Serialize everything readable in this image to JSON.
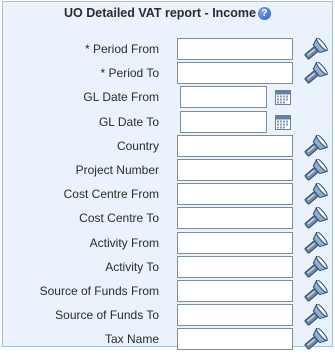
{
  "title": "UO Detailed VAT report - Income",
  "help_icon": "help-icon",
  "colors": {
    "panel_background": "#eaf2fb",
    "panel_border": "#a9bfd6",
    "help_blue": "#2455b8"
  },
  "fields": [
    {
      "label": "* Period From",
      "value": "",
      "type": "lov",
      "icon": "flashlight-search-icon"
    },
    {
      "label": "* Period To",
      "value": "",
      "type": "lov",
      "icon": "flashlight-search-icon"
    },
    {
      "label": "GL Date From",
      "value": "",
      "type": "date",
      "icon": "calendar-icon"
    },
    {
      "label": "GL Date To",
      "value": "",
      "type": "date",
      "icon": "calendar-icon"
    },
    {
      "label": "Country",
      "value": "",
      "type": "lov",
      "icon": "flashlight-search-icon"
    },
    {
      "label": "Project Number",
      "value": "",
      "type": "lov",
      "icon": "flashlight-search-icon"
    },
    {
      "label": "Cost Centre From",
      "value": "",
      "type": "lov",
      "icon": "flashlight-search-icon"
    },
    {
      "label": "Cost Centre To",
      "value": "",
      "type": "lov",
      "icon": "flashlight-search-icon"
    },
    {
      "label": "Activity From",
      "value": "",
      "type": "lov",
      "icon": "flashlight-search-icon"
    },
    {
      "label": "Activity To",
      "value": "",
      "type": "lov",
      "icon": "flashlight-search-icon"
    },
    {
      "label": "Source of Funds From",
      "value": "",
      "type": "lov",
      "icon": "flashlight-search-icon"
    },
    {
      "label": "Source of Funds To",
      "value": "",
      "type": "lov",
      "icon": "flashlight-search-icon"
    },
    {
      "label": "Tax Name",
      "value": "",
      "type": "lov",
      "icon": "flashlight-search-icon"
    }
  ]
}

========

## WHAT YOU WILL DO
Scan the records above, count the lines with "From" in them, and give only the number.

## ANSWER FOR THIS EXERCISE
5